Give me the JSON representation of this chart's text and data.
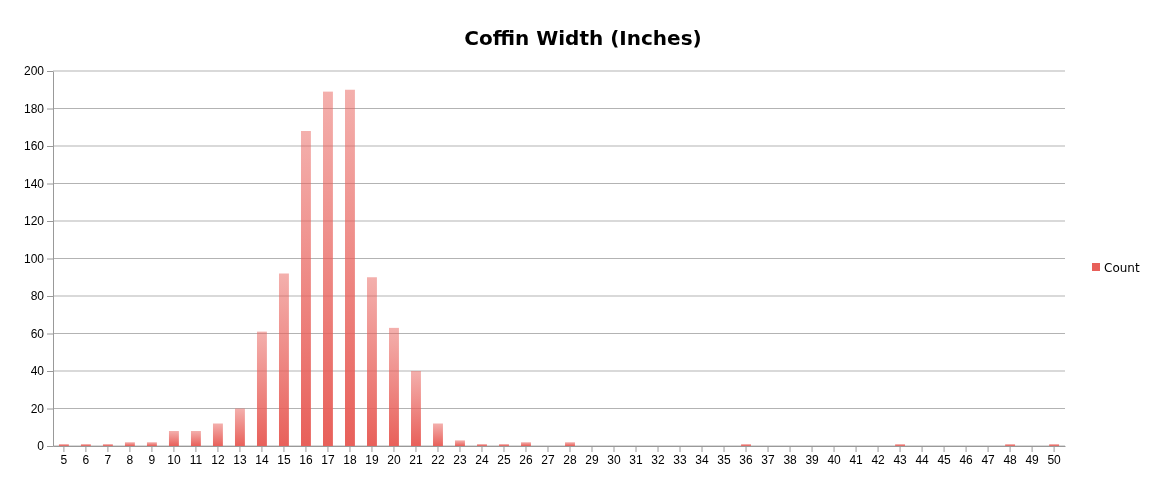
{
  "chart_data": {
    "type": "bar",
    "title": "Coffin Width (Inches)",
    "categories": [
      "5",
      "6",
      "7",
      "8",
      "9",
      "10",
      "11",
      "12",
      "13",
      "14",
      "15",
      "16",
      "17",
      "18",
      "19",
      "20",
      "21",
      "22",
      "23",
      "24",
      "25",
      "26",
      "27",
      "28",
      "29",
      "30",
      "31",
      "32",
      "33",
      "34",
      "35",
      "36",
      "37",
      "38",
      "39",
      "40",
      "41",
      "42",
      "43",
      "44",
      "45",
      "46",
      "47",
      "48",
      "49",
      "50"
    ],
    "series": [
      {
        "name": "Count",
        "color": "#e8605a",
        "values": [
          1,
          1,
          1,
          2,
          2,
          8,
          8,
          12,
          20,
          61,
          92,
          168,
          189,
          190,
          90,
          63,
          40,
          12,
          3,
          1,
          1,
          2,
          0,
          2,
          0,
          0,
          0,
          0,
          0,
          0,
          0,
          1,
          0,
          0,
          0,
          0,
          0,
          0,
          1,
          0,
          0,
          0,
          0,
          1,
          0,
          1
        ]
      }
    ],
    "ylim": [
      0,
      200
    ],
    "yticks": [
      0,
      20,
      40,
      60,
      80,
      100,
      120,
      140,
      160,
      180,
      200
    ],
    "grid": "y",
    "legend": "right"
  }
}
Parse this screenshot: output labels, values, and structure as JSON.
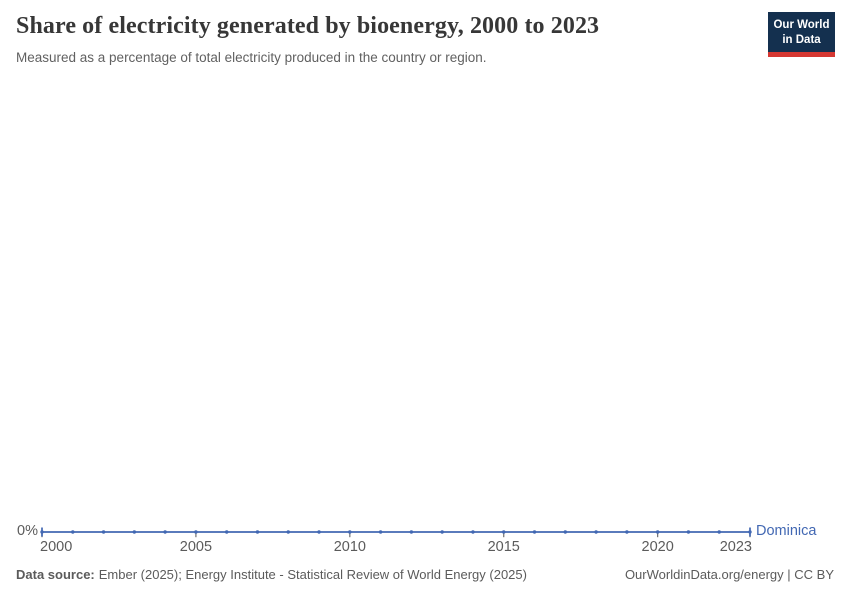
{
  "header": {
    "title": "Share of electricity generated by bioenergy, 2000 to 2023",
    "subtitle": "Measured as a percentage of total electricity produced in the country or region."
  },
  "logo": {
    "line1": "Our World",
    "line2": "in Data",
    "bg_color": "#14304F",
    "bar_color": "#D53732"
  },
  "chart_data": {
    "type": "line",
    "title": "Share of electricity generated by bioenergy, 2000 to 2023",
    "subtitle": "Measured as a percentage of total electricity produced in the country or region.",
    "unit": "%",
    "x": [
      2000,
      2001,
      2002,
      2003,
      2004,
      2005,
      2006,
      2007,
      2008,
      2009,
      2010,
      2011,
      2012,
      2013,
      2014,
      2015,
      2016,
      2017,
      2018,
      2019,
      2020,
      2021,
      2022,
      2023
    ],
    "series": [
      {
        "name": "Dominica",
        "color": "#4268B3",
        "values": [
          0,
          0,
          0,
          0,
          0,
          0,
          0,
          0,
          0,
          0,
          0,
          0,
          0,
          0,
          0,
          0,
          0,
          0,
          0,
          0,
          0,
          0,
          0,
          0
        ]
      }
    ],
    "x_ticks": [
      2000,
      2005,
      2010,
      2015,
      2020,
      2023
    ],
    "y_ticks": [
      {
        "value": 0,
        "label": "0%"
      }
    ],
    "ylim": [
      0,
      0
    ],
    "grid": false,
    "legend_position": "right-of-line-end",
    "marker": "dot-every-year"
  },
  "footer": {
    "data_source_label": "Data source:",
    "data_source_text": "Ember (2025); Energy Institute - Statistical Review of World Energy (2025)",
    "attribution": "OurWorldinData.org/energy | CC BY"
  },
  "colors": {
    "accent": "#4268B3",
    "axis_text": "#5b5b5b",
    "tick_mark": "#6e6e6e",
    "title_text": "#373737"
  }
}
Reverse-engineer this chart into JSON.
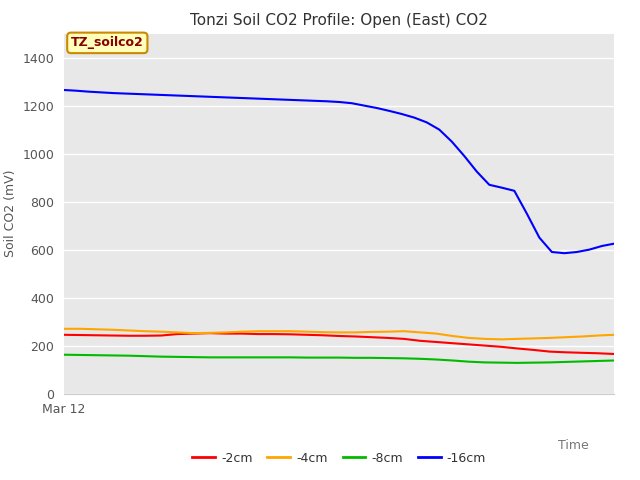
{
  "title": "Tonzi Soil CO2 Profile: Open (East) CO2",
  "ylabel": "Soil CO2 (mV)",
  "xlabel": "Time",
  "x_start_label": "Mar 12",
  "legend_label": "TZ_soilco2",
  "ylim": [
    0,
    1500
  ],
  "yticks": [
    0,
    200,
    400,
    600,
    800,
    1000,
    1200,
    1400
  ],
  "plot_bg_color": "#e8e8e8",
  "fig_bg_color": "#ffffff",
  "grid_color": "#ffffff",
  "series": {
    "-2cm": {
      "color": "#ff0000",
      "values": [
        245,
        244,
        243,
        242,
        241,
        241,
        242,
        248,
        250,
        252,
        250,
        250,
        248,
        248,
        247,
        245,
        243,
        240,
        238,
        235,
        232,
        228,
        220,
        215,
        210,
        205,
        200,
        195,
        188,
        182,
        175,
        172,
        170,
        168,
        165
      ]
    },
    "-4cm": {
      "color": "#ffa500",
      "values": [
        270,
        270,
        268,
        266,
        263,
        260,
        258,
        255,
        252,
        253,
        255,
        258,
        260,
        260,
        260,
        258,
        256,
        255,
        255,
        257,
        258,
        260,
        255,
        250,
        240,
        232,
        228,
        226,
        228,
        230,
        232,
        235,
        238,
        242,
        245
      ]
    },
    "-8cm": {
      "color": "#00bb00",
      "values": [
        162,
        161,
        160,
        159,
        158,
        156,
        154,
        153,
        152,
        151,
        151,
        151,
        151,
        151,
        151,
        150,
        150,
        150,
        149,
        149,
        148,
        147,
        145,
        142,
        138,
        133,
        130,
        129,
        128,
        129,
        130,
        132,
        134,
        136,
        138
      ]
    },
    "-16cm": {
      "color": "#0000ff",
      "values": [
        1265,
        1262,
        1258,
        1255,
        1252,
        1250,
        1248,
        1246,
        1244,
        1242,
        1240,
        1238,
        1236,
        1234,
        1232,
        1230,
        1228,
        1226,
        1224,
        1222,
        1220,
        1218,
        1215,
        1210,
        1200,
        1190,
        1178,
        1165,
        1150,
        1130,
        1100,
        1050,
        990,
        925,
        870,
        858,
        845,
        750,
        650,
        590,
        585,
        590,
        600,
        615,
        625
      ]
    }
  },
  "n_points_short": 35,
  "n_points_long": 45,
  "title_fontsize": 11,
  "label_fontsize": 9,
  "tick_fontsize": 9,
  "legend_fontsize": 9
}
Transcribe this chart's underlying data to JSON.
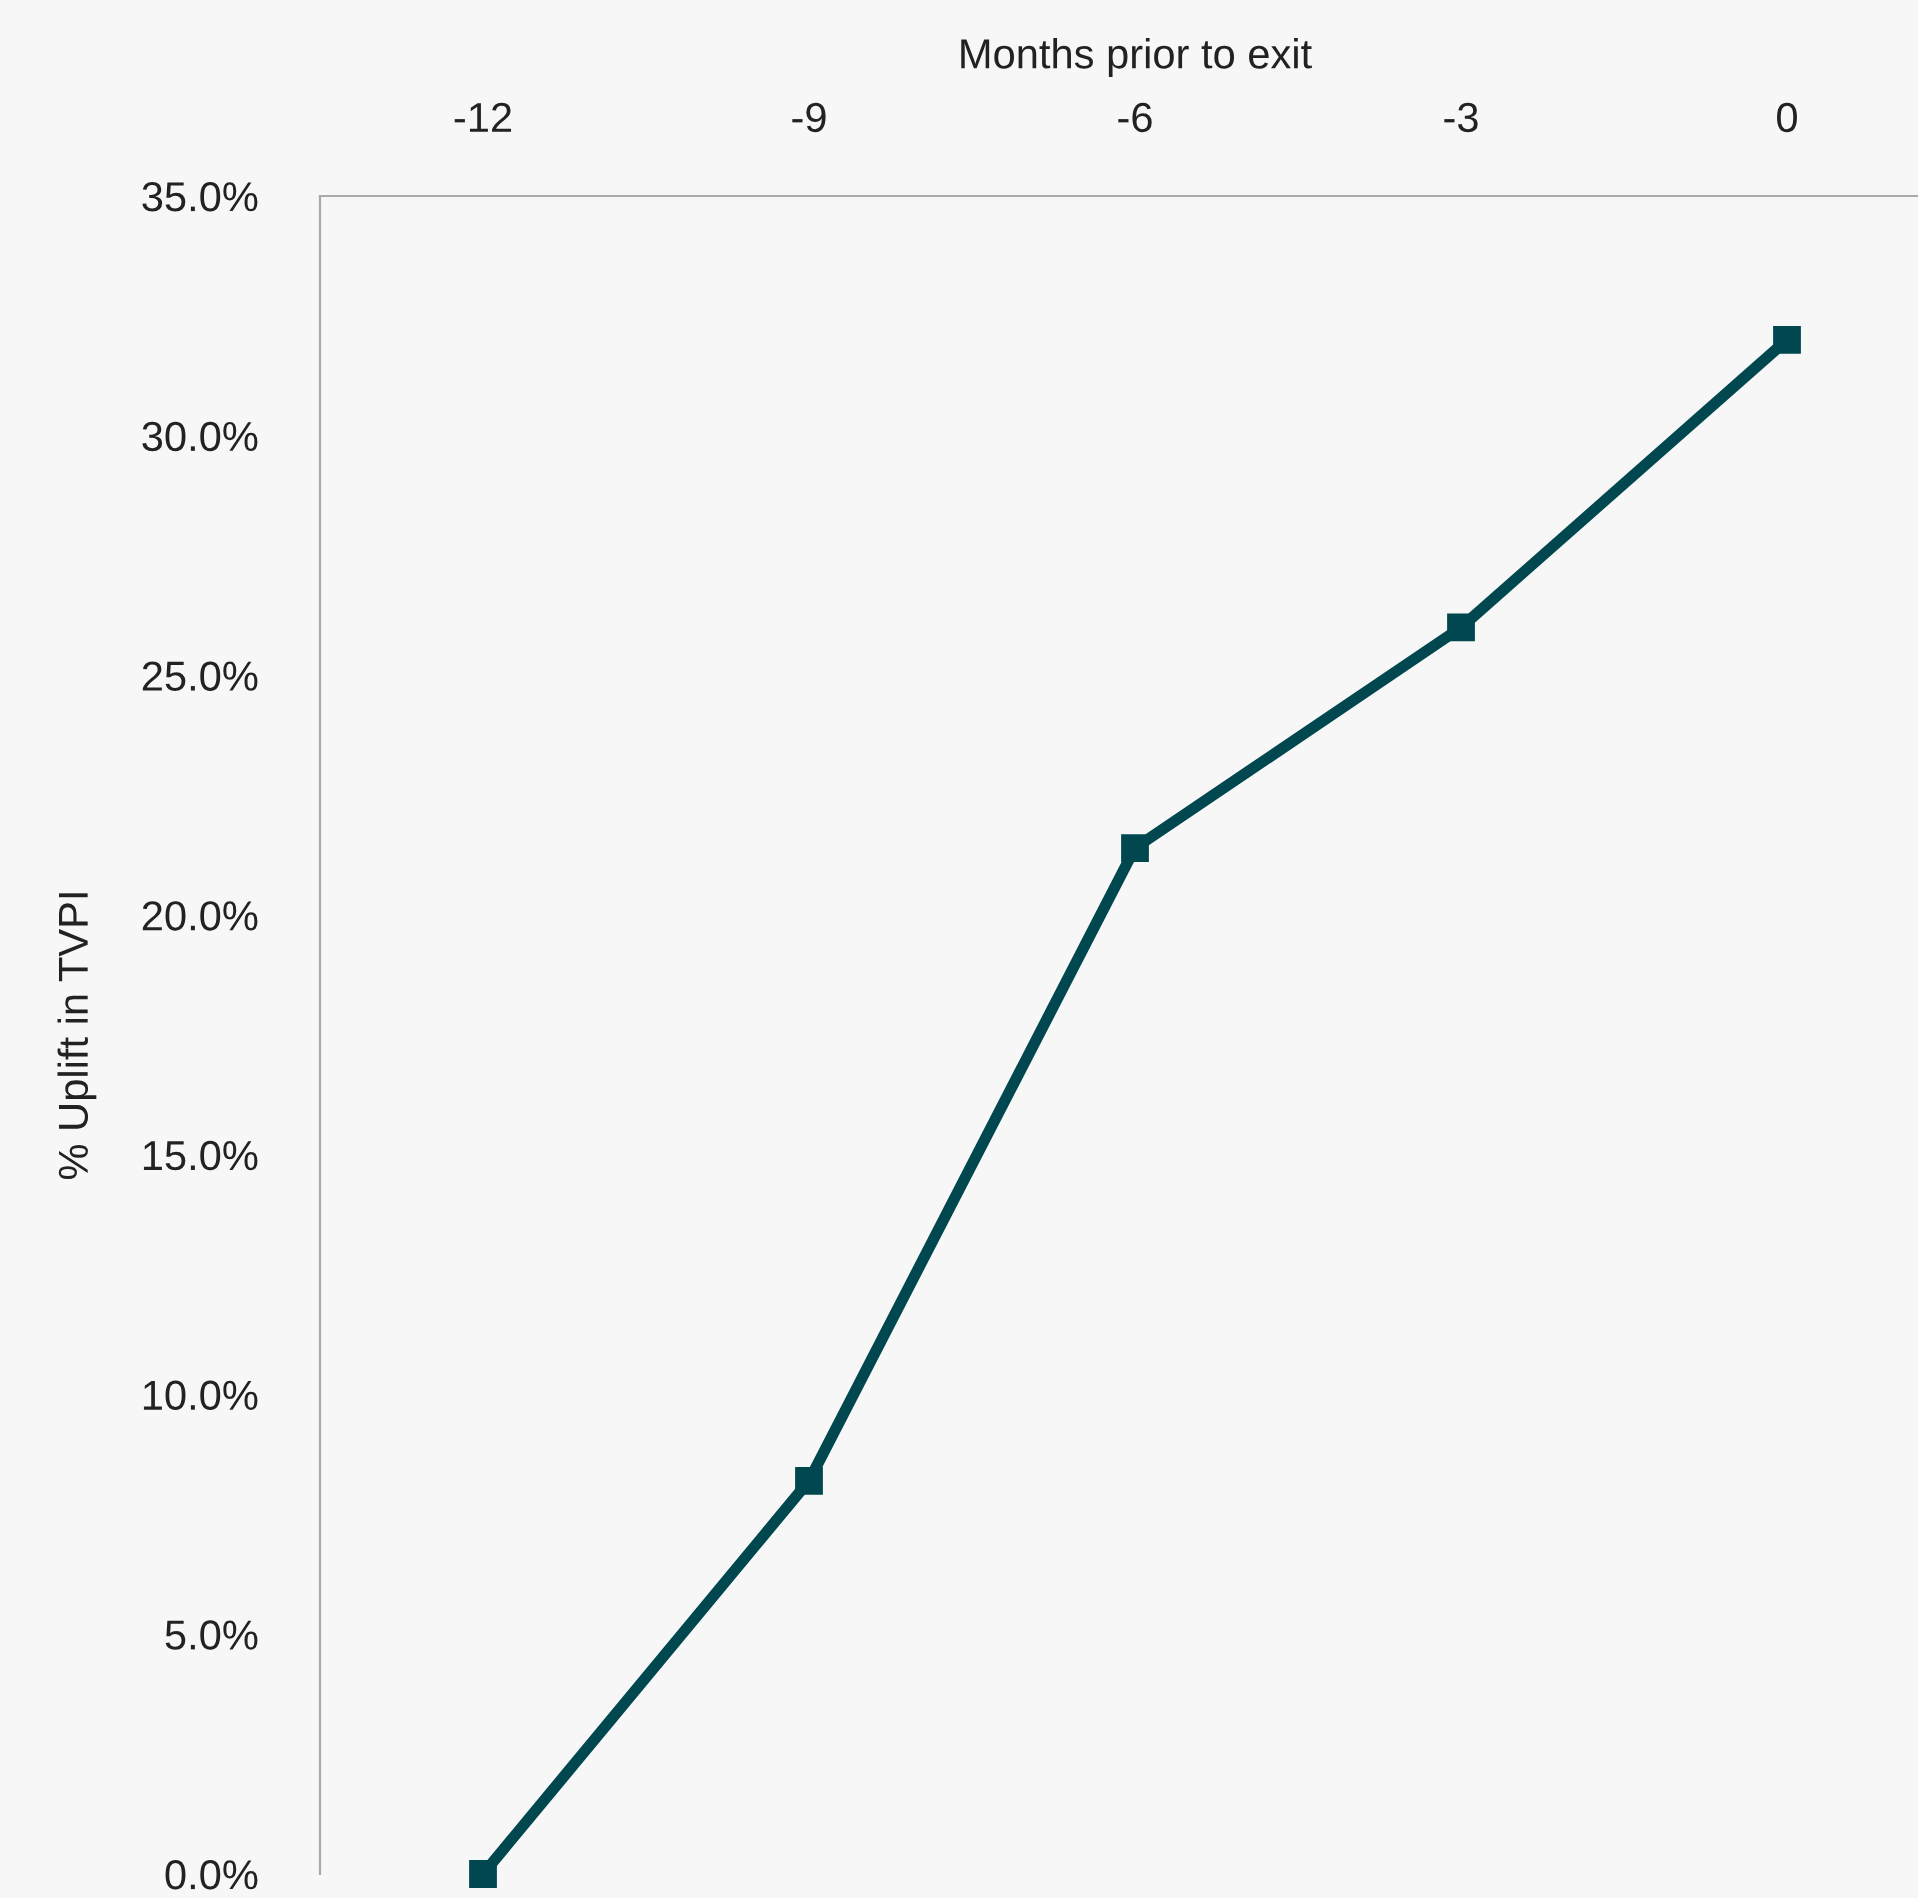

→ Aim: Show the lines of the records that contain the word "region".

→ Expected answer:
    "subtitle": "Measured as a percentage of total electricity produced in the country or region."
    "subtitle": "Measured as a percentage of total electricity produced in the country or region.",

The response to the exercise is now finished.